> _Provided material_:
....

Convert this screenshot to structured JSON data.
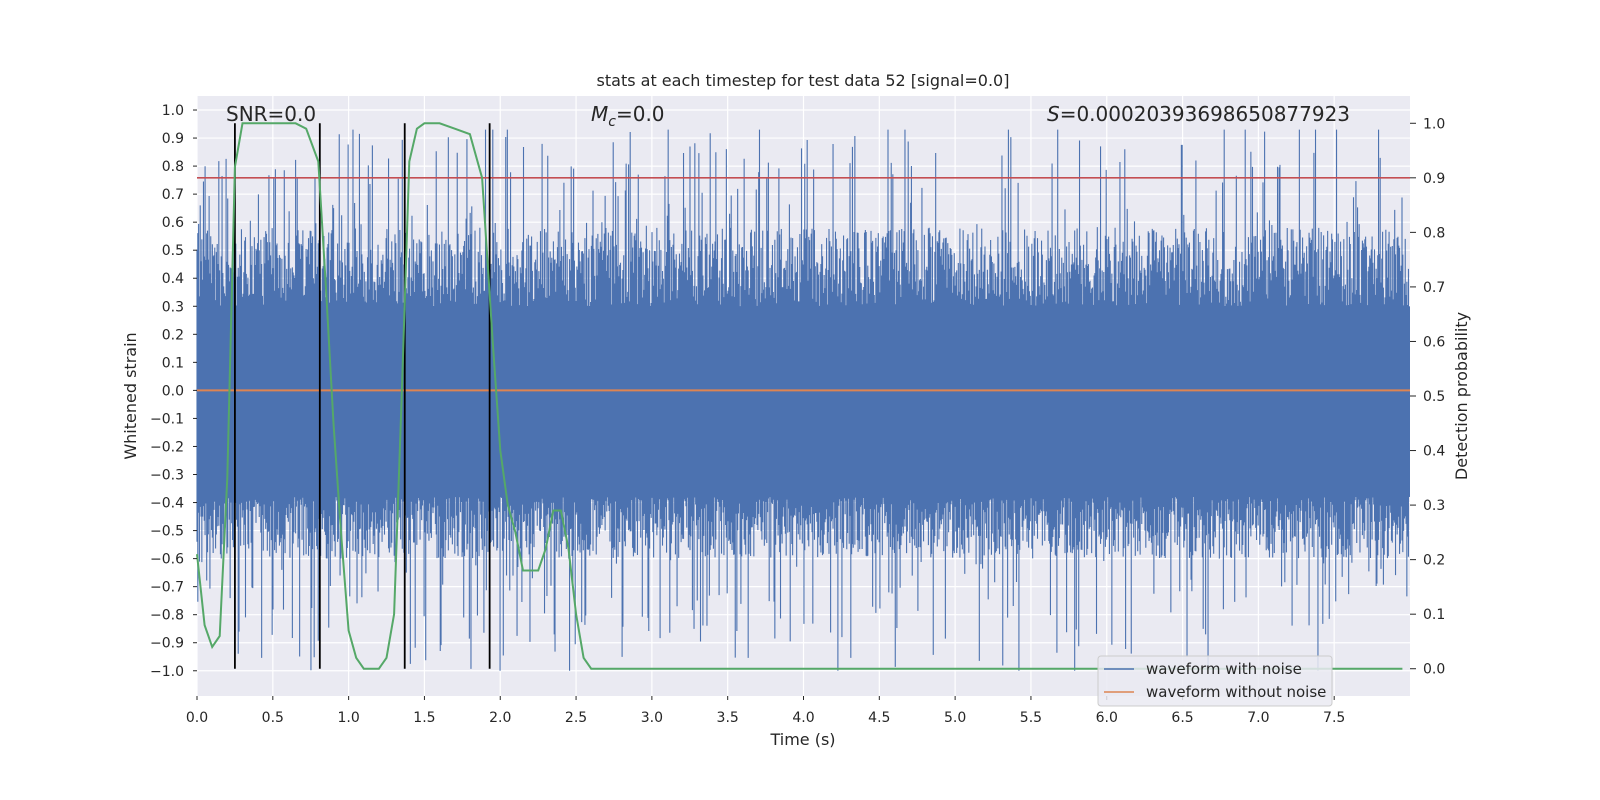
{
  "chart_data": {
    "type": "line",
    "title": "stats at each timestep for test data 52 [signal=0.0]",
    "xlabel": "Time (s)",
    "ylabel": "Whitened strain",
    "y2label": "Detection probability",
    "xlim": [
      0.0,
      8.0
    ],
    "ylim": [
      -1.09,
      1.05
    ],
    "y2lim": [
      -0.05,
      1.05
    ],
    "xticks": [
      "0.0",
      "0.5",
      "1.0",
      "1.5",
      "2.0",
      "2.5",
      "3.0",
      "3.5",
      "4.0",
      "4.5",
      "5.0",
      "5.5",
      "6.0",
      "6.5",
      "7.0",
      "7.5"
    ],
    "yticks": [
      "1.0",
      "0.9",
      "0.8",
      "0.7",
      "0.6",
      "0.5",
      "0.4",
      "0.3",
      "0.2",
      "0.1",
      "0.0",
      "-0.1",
      "-0.2",
      "-0.3",
      "-0.4",
      "-0.5",
      "-0.6",
      "-0.7",
      "-0.8",
      "-0.9",
      "-1.0"
    ],
    "y2ticks": [
      "1.0",
      "0.9",
      "0.8",
      "0.7",
      "0.6",
      "0.5",
      "0.4",
      "0.3",
      "0.2",
      "0.1",
      "0.0"
    ],
    "grid": true,
    "legend_placement": "lower-right",
    "annotations": {
      "snr": "SNR=0.0",
      "mc_symbol": "M",
      "mc_sub": "c",
      "mc_value": "=0.0",
      "s_symbol": "S",
      "s_value": "=0.00020393698650877923"
    },
    "series": [
      {
        "name": "waveform with noise",
        "color": "#4c72b0",
        "envelope_note": "dense noise",
        "noise_range": [
          -1.0,
          0.93
        ]
      },
      {
        "name": "waveform without noise",
        "color": "#dd8452",
        "constant": 0.0
      }
    ],
    "threshold": {
      "color": "#c44e52",
      "y2": 0.9
    },
    "probability": {
      "color": "#55a868",
      "x": [
        0.0,
        0.05,
        0.1,
        0.15,
        0.2,
        0.25,
        0.3,
        0.35,
        0.5,
        0.65,
        0.72,
        0.8,
        0.85,
        0.9,
        0.95,
        1.0,
        1.05,
        1.1,
        1.15,
        1.2,
        1.25,
        1.3,
        1.35,
        1.4,
        1.45,
        1.5,
        1.55,
        1.6,
        1.7,
        1.8,
        1.88,
        1.95,
        2.0,
        2.05,
        2.1,
        2.15,
        2.2,
        2.25,
        2.3,
        2.35,
        2.4,
        2.45,
        2.5,
        2.55,
        2.6,
        2.65,
        3.0,
        4.0,
        5.0,
        6.0,
        7.0,
        7.95
      ],
      "y": [
        0.21,
        0.08,
        0.04,
        0.06,
        0.35,
        0.92,
        1.0,
        1.0,
        1.0,
        1.0,
        0.99,
        0.93,
        0.7,
        0.45,
        0.25,
        0.07,
        0.02,
        0.0,
        0.0,
        0.0,
        0.02,
        0.1,
        0.5,
        0.93,
        0.99,
        1.0,
        1.0,
        1.0,
        0.99,
        0.98,
        0.9,
        0.6,
        0.4,
        0.3,
        0.25,
        0.18,
        0.18,
        0.18,
        0.22,
        0.29,
        0.29,
        0.22,
        0.1,
        0.02,
        0.0,
        0.0,
        0.0,
        0.0,
        0.0,
        0.0,
        0.0,
        0.0
      ]
    },
    "vlines": {
      "color": "#000000",
      "x": [
        0.25,
        0.81,
        1.37,
        1.93
      ]
    }
  }
}
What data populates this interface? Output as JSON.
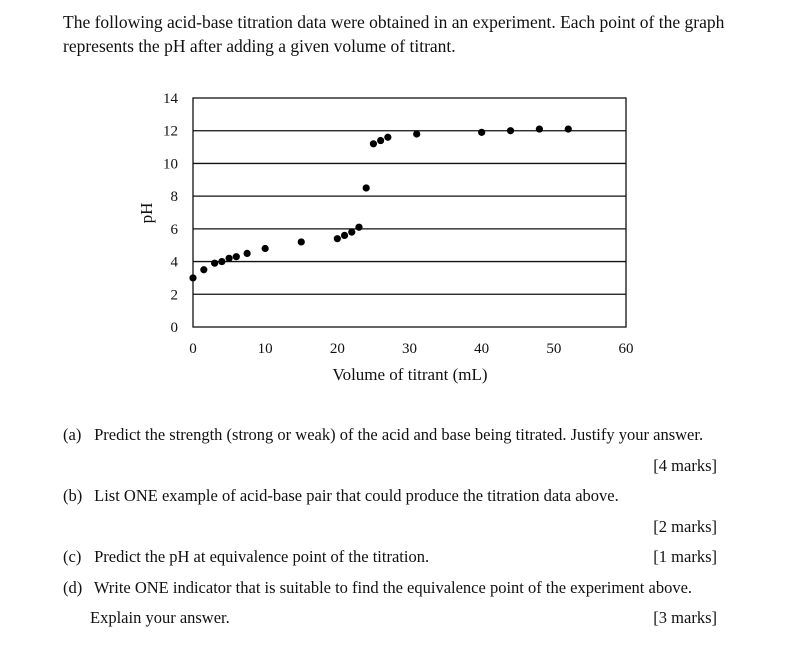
{
  "intro": {
    "line1": "The following acid-base titration data were obtained in an experiment. Each point of the graph",
    "line2": "represents the pH after adding a given volume of titrant."
  },
  "chart_data": {
    "type": "scatter",
    "title": "",
    "xlabel": "Volume of titrant (mL)",
    "ylabel": "pH",
    "xlim": [
      0,
      60
    ],
    "ylim": [
      0,
      14
    ],
    "xticks": [
      0,
      10,
      20,
      30,
      40,
      50,
      60
    ],
    "yticks": [
      0,
      2,
      4,
      6,
      8,
      10,
      12,
      14
    ],
    "grid": "horizontal",
    "legend": null,
    "x": [
      0,
      1.5,
      3,
      4,
      5,
      6,
      7.5,
      10,
      15,
      20,
      21,
      22,
      23,
      24,
      25,
      26,
      27,
      31,
      40,
      44,
      48,
      52
    ],
    "y": [
      3.0,
      3.5,
      3.9,
      4.0,
      4.2,
      4.3,
      4.5,
      4.8,
      5.2,
      5.4,
      5.6,
      5.8,
      6.1,
      8.5,
      11.2,
      11.4,
      11.6,
      11.8,
      11.9,
      12.0,
      12.1,
      12.1
    ]
  },
  "questions": [
    {
      "label": "(a)",
      "text": "Predict the strength (strong or weak) of the acid and base being titrated. Justify your answer.",
      "marks": "[4 marks]"
    },
    {
      "label": "(b)",
      "text": "List ONE example of acid-base pair that could produce the titration data above.",
      "marks": "[2 marks]"
    },
    {
      "label": "(c)",
      "text": "Predict the pH at equivalence point of the titration.",
      "marks": "[1 marks]"
    },
    {
      "label": "(d)",
      "text": "Write ONE indicator that is suitable to find the equivalence point of the experiment above.",
      "continuation": "Explain your answer.",
      "marks": "[3 marks]"
    }
  ]
}
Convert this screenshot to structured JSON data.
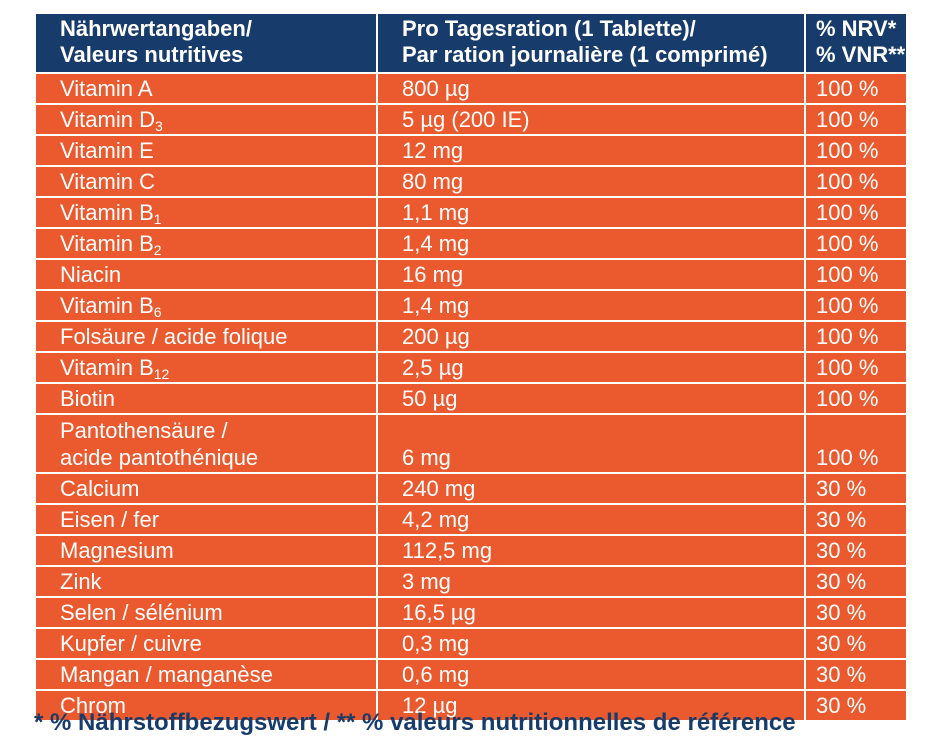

....

> _Set problem_:
Every line should be retyped exactly, with the pictures omitted.

> _Exercise result_:
Convert this screenshot to structured JSON data.
{
  "chart_data": {
    "type": "line",
    "title": "stats at each timestep for test data 52 [signal=0.0]",
    "xlabel": "Time (s)",
    "ylabel": "Whitened strain",
    "y2label": "Detection probability",
    "xlim": [
      0.0,
      8.0
    ],
    "ylim": [
      -1.09,
      1.05
    ],
    "y2lim": [
      -0.05,
      1.05
    ],
    "xticks": [
      "0.0",
      "0.5",
      "1.0",
      "1.5",
      "2.0",
      "2.5",
      "3.0",
      "3.5",
      "4.0",
      "4.5",
      "5.0",
      "5.5",
      "6.0",
      "6.5",
      "7.0",
      "7.5"
    ],
    "yticks": [
      "1.0",
      "0.9",
      "0.8",
      "0.7",
      "0.6",
      "0.5",
      "0.4",
      "0.3",
      "0.2",
      "0.1",
      "0.0",
      "-0.1",
      "-0.2",
      "-0.3",
      "-0.4",
      "-0.5",
      "-0.6",
      "-0.7",
      "-0.8",
      "-0.9",
      "-1.0"
    ],
    "y2ticks": [
      "1.0",
      "0.9",
      "0.8",
      "0.7",
      "0.6",
      "0.5",
      "0.4",
      "0.3",
      "0.2",
      "0.1",
      "0.0"
    ],
    "grid": true,
    "legend_placement": "lower-right",
    "annotations": {
      "snr": "SNR=0.0",
      "mc_symbol": "M",
      "mc_sub": "c",
      "mc_value": "=0.0",
      "s_symbol": "S",
      "s_value": "=0.00020393698650877923"
    },
    "series": [
      {
        "name": "waveform with noise",
        "color": "#4c72b0",
        "envelope_note": "dense noise",
        "noise_range": [
          -1.0,
          0.93
        ]
      },
      {
        "name": "waveform without noise",
        "color": "#dd8452",
        "constant": 0.0
      }
    ],
    "threshold": {
      "color": "#c44e52",
      "y2": 0.9
    },
    "probability": {
      "color": "#55a868",
      "x": [
        0.0,
        0.05,
        0.1,
        0.15,
        0.2,
        0.25,
        0.3,
        0.35,
        0.5,
        0.65,
        0.72,
        0.8,
        0.85,
        0.9,
        0.95,
        1.0,
        1.05,
        1.1,
        1.15,
        1.2,
        1.25,
        1.3,
        1.35,
        1.4,
        1.45,
        1.5,
        1.55,
        1.6,
        1.7,
        1.8,
        1.88,
        1.95,
        2.0,
        2.05,
        2.1,
        2.15,
        2.2,
        2.25,
        2.3,
        2.35,
        2.4,
        2.45,
        2.5,
        2.55,
        2.6,
        2.65,
        3.0,
        4.0,
        5.0,
        6.0,
        7.0,
        7.95
      ],
      "y": [
        0.21,
        0.08,
        0.04,
        0.06,
        0.35,
        0.92,
        1.0,
        1.0,
        1.0,
        1.0,
        0.99,
        0.93,
        0.7,
        0.45,
        0.25,
        0.07,
        0.02,
        0.0,
        0.0,
        0.0,
        0.02,
        0.1,
        0.5,
        0.93,
        0.99,
        1.0,
        1.0,
        1.0,
        0.99,
        0.98,
        0.9,
        0.6,
        0.4,
        0.3,
        0.25,
        0.18,
        0.18,
        0.18,
        0.22,
        0.29,
        0.29,
        0.22,
        0.1,
        0.02,
        0.0,
        0.0,
        0.0,
        0.0,
        0.0,
        0.0,
        0.0,
        0.0
      ]
    },
    "vlines": {
      "color": "#000000",
      "x": [
        0.25,
        0.81,
        1.37,
        1.93
      ]
    }
  }
}
What data populates this interface? Output as JSON.
{
  "intro": {
    "line1": "The following acid-base titration data were obtained in an experiment. Each point of the graph",
    "line2": "represents the pH after adding a given volume of titrant."
  },
  "chart_data": {
    "type": "scatter",
    "title": "",
    "xlabel": "Volume of titrant (mL)",
    "ylabel": "pH",
    "xlim": [
      0,
      60
    ],
    "ylim": [
      0,
      14
    ],
    "xticks": [
      0,
      10,
      20,
      30,
      40,
      50,
      60
    ],
    "yticks": [
      0,
      2,
      4,
      6,
      8,
      10,
      12,
      14
    ],
    "grid": "horizontal",
    "legend": null,
    "x": [
      0,
      1.5,
      3,
      4,
      5,
      6,
      7.5,
      10,
      15,
      20,
      21,
      22,
      23,
      24,
      25,
      26,
      27,
      31,
      40,
      44,
      48,
      52
    ],
    "y": [
      3.0,
      3.5,
      3.9,
      4.0,
      4.2,
      4.3,
      4.5,
      4.8,
      5.2,
      5.4,
      5.6,
      5.8,
      6.1,
      8.5,
      11.2,
      11.4,
      11.6,
      11.8,
      11.9,
      12.0,
      12.1,
      12.1
    ]
  },
  "questions": [
    {
      "label": "(a)",
      "text": "Predict the strength (strong or weak) of the acid and base being titrated. Justify your answer.",
      "marks": "[4 marks]"
    },
    {
      "label": "(b)",
      "text": "List ONE example of acid-base pair that could produce the titration data above.",
      "marks": "[2 marks]"
    },
    {
      "label": "(c)",
      "text": "Predict the pH at equivalence point of the titration.",
      "marks": "[1 marks]"
    },
    {
      "label": "(d)",
      "text": "Write ONE indicator that is suitable to find the equivalence point of the experiment above.",
      "continuation": "Explain your answer.",
      "marks": "[3 marks]"
    }
  ]
}
Convert this screenshot to structured JSON data.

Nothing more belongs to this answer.